'''

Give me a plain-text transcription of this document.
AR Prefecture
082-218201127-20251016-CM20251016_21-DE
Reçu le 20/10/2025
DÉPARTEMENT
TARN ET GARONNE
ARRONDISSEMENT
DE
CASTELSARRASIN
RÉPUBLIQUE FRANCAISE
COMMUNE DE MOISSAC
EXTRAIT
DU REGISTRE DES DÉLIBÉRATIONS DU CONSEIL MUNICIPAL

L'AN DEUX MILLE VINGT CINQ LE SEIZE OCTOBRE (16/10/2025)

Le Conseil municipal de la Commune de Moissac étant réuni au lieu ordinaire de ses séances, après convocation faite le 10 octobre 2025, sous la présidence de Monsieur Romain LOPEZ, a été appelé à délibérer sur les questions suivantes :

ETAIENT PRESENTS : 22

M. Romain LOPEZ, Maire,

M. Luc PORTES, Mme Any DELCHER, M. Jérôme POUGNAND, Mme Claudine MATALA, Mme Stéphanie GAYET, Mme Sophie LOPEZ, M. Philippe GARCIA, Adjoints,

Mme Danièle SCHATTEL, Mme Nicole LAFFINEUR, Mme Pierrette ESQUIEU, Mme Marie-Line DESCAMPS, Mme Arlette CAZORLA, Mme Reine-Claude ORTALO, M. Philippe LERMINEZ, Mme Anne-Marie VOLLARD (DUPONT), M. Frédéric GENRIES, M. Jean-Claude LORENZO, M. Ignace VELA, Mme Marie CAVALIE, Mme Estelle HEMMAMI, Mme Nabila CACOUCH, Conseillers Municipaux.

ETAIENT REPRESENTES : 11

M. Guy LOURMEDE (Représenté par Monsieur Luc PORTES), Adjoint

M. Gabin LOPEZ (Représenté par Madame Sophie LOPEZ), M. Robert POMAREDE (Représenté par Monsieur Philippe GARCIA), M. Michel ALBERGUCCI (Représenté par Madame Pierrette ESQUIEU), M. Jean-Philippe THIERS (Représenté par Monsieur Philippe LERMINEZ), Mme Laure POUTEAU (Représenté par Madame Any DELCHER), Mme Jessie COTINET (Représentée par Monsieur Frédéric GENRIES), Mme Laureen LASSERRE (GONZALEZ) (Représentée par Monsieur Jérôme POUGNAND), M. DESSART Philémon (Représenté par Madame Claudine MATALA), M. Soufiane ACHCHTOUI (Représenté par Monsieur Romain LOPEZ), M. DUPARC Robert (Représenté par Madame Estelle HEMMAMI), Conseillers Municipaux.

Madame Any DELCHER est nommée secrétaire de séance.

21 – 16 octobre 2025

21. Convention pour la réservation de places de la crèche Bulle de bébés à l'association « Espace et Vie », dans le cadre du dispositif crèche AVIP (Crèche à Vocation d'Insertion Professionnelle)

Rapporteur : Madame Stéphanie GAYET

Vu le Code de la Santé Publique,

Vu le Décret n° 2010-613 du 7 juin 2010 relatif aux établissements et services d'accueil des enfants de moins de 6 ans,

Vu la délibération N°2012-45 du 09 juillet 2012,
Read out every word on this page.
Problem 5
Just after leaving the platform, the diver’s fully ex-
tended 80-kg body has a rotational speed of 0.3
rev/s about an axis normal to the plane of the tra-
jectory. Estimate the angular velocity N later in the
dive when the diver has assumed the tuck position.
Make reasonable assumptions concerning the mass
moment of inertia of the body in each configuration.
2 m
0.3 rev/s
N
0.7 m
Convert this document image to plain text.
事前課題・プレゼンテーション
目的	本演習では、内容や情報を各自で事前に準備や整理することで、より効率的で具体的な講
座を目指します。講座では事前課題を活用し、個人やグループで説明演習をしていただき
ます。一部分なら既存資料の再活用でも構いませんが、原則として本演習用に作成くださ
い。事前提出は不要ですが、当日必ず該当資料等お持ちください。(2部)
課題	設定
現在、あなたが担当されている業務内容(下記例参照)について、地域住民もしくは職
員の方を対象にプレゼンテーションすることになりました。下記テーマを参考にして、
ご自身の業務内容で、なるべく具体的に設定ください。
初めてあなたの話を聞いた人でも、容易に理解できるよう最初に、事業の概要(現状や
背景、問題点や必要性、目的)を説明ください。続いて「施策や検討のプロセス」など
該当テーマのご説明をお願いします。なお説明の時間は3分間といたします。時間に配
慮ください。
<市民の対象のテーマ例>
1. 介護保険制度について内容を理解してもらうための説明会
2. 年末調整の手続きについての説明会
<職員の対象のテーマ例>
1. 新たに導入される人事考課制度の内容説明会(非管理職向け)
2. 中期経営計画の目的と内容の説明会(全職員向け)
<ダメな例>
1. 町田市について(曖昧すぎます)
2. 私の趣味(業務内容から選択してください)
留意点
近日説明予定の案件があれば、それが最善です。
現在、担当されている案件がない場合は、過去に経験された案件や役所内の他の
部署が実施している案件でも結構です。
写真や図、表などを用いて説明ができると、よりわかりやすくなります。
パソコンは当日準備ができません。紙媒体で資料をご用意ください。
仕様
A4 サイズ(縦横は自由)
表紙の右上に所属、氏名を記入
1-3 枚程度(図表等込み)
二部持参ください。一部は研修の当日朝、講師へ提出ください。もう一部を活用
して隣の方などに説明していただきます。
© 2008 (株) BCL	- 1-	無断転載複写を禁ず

'''

**Set exercise**
Quote all the records. Keep every word exact.

**Exercise result**
Give me a plain-text transcription of this document.
AR Prefecture
082-218201127-20251016-CM20251016_21-DE
Reçu le 20/10/2025
DÉPARTEMENT
TARN ET GARONNE
ARRONDISSEMENT
DE
CASTELSARRASIN
RÉPUBLIQUE FRANCAISE
COMMUNE DE MOISSAC
EXTRAIT
DU REGISTRE DES DÉLIBÉRATIONS DU CONSEIL MUNICIPAL

L'AN DEUX MILLE VINGT CINQ LE SEIZE OCTOBRE (16/10/2025)

Le Conseil municipal de la Commune de Moissac étant réuni au lieu ordinaire de ses séances, après convocation faite le 10 octobre 2025, sous la présidence de Monsieur Romain LOPEZ, a été appelé à délibérer sur les questions suivantes :

ETAIENT PRESENTS : 22

M. Romain LOPEZ, Maire,

M. Luc PORTES, Mme Any DELCHER, M. Jérôme POUGNAND, Mme Claudine MATALA, Mme Stéphanie GAYET, Mme Sophie LOPEZ, M. Philippe GARCIA, Adjoints,

Mme Danièle SCHATTEL, Mme Nicole LAFFINEUR, Mme Pierrette ESQUIEU, Mme Marie-Line DESCAMPS, Mme Arlette CAZORLA, Mme Reine-Claude ORTALO, M. Philippe LERMINEZ, Mme Anne-Marie VOLLARD (DUPONT), M. Frédéric GENRIES, M. Jean-Claude LORENZO, M. Ignace VELA, Mme Marie CAVALIE, Mme Estelle HEMMAMI, Mme Nabila CACOUCH, Conseillers Municipaux.

ETAIENT REPRESENTES : 11

M. Guy LOURMEDE (Représenté par Monsieur Luc PORTES), Adjoint

M. Gabin LOPEZ (Représenté par Madame Sophie LOPEZ), M. Robert POMAREDE (Représenté par Monsieur Philippe GARCIA), M. Michel ALBERGUCCI (Représenté par Madame Pierrette ESQUIEU), M. Jean-Philippe THIERS (Représenté par Monsieur Philippe LERMINEZ), Mme Laure POUTEAU (Représenté par Madame Any DELCHER), Mme Jessie COTINET (Représentée par Monsieur Frédéric GENRIES), Mme Laureen LASSERRE (GONZALEZ) (Représentée par Monsieur Jérôme POUGNAND), M. DESSART Philémon (Représenté par Madame Claudine MATALA), M. Soufiane ACHCHTOUI (Représenté par Monsieur Romain LOPEZ), M. DUPARC Robert (Représenté par Madame Estelle HEMMAMI), Conseillers Municipaux.

Madame Any DELCHER est nommée secrétaire de séance.

21 – 16 octobre 2025

21. Convention pour la réservation de places de la crèche Bulle de bébés à l'association « Espace et Vie », dans le cadre du dispositif crèche AVIP (Crèche à Vocation d'Insertion Professionnelle)

Rapporteur : Madame Stéphanie GAYET

Vu le Code de la Santé Publique,

Vu le Décret n° 2010-613 du 7 juin 2010 relatif aux établissements et services d'accueil des enfants de moins de 6 ans,

Vu la délibération N°2012-45 du 09 juillet 2012,
Read out every word on this page.
Problem 5
Just after leaving the platform, the diver’s fully ex-
tended 80-kg body has a rotational speed of 0.3
rev/s about an axis normal to the plane of the tra-
jectory. Estimate the angular velocity N later in the
dive when the diver has assumed the tuck position.
Make reasonable assumptions concerning the mass
moment of inertia of the body in each configuration.
2 m
0.3 rev/s
N
0.7 m
Convert this document image to plain text.
事前課題・プレゼンテーション
目的	本演習では、内容や情報を各自で事前に準備や整理することで、より効率的で具体的な講
座を目指します。講座では事前課題を活用し、個人やグループで説明演習をしていただき
ます。一部分なら既存資料の再活用でも構いませんが、原則として本演習用に作成くださ
い。事前提出は不要ですが、当日必ず該当資料等お持ちください。(2部)
課題	設定
現在、あなたが担当されている業務内容(下記例参照)について、地域住民もしくは職
員の方を対象にプレゼンテーションすることになりました。下記テーマを参考にして、
ご自身の業務内容で、なるべく具体的に設定ください。
初めてあなたの話を聞いた人でも、容易に理解できるよう最初に、事業の概要(現状や
背景、問題点や必要性、目的)を説明ください。続いて「施策や検討のプロセス」など
該当テーマのご説明をお願いします。なお説明の時間は3分間といたします。時間に配
慮ください。
<市民の対象のテーマ例>
1. 介護保険制度について内容を理解してもらうための説明会
2. 年末調整の手続きについての説明会
<職員の対象のテーマ例>
1. 新たに導入される人事考課制度の内容説明会(非管理職向け)
2. 中期経営計画の目的と内容の説明会(全職員向け)
<ダメな例>
1. 町田市について(曖昧すぎます)
2. 私の趣味(業務内容から選択してください)
留意点
近日説明予定の案件があれば、それが最善です。
現在、担当されている案件がない場合は、過去に経験された案件や役所内の他の
部署が実施している案件でも結構です。
写真や図、表などを用いて説明ができると、よりわかりやすくなります。
パソコンは当日準備ができません。紙媒体で資料をご用意ください。
仕様
A4 サイズ(縦横は自由)
表紙の右上に所属、氏名を記入
1-3 枚程度(図表等込み)
二部持参ください。一部は研修の当日朝、講師へ提出ください。もう一部を活用
して隣の方などに説明していただきます。
© 2008 (株) BCL	- 1-	無断転載複写を禁ず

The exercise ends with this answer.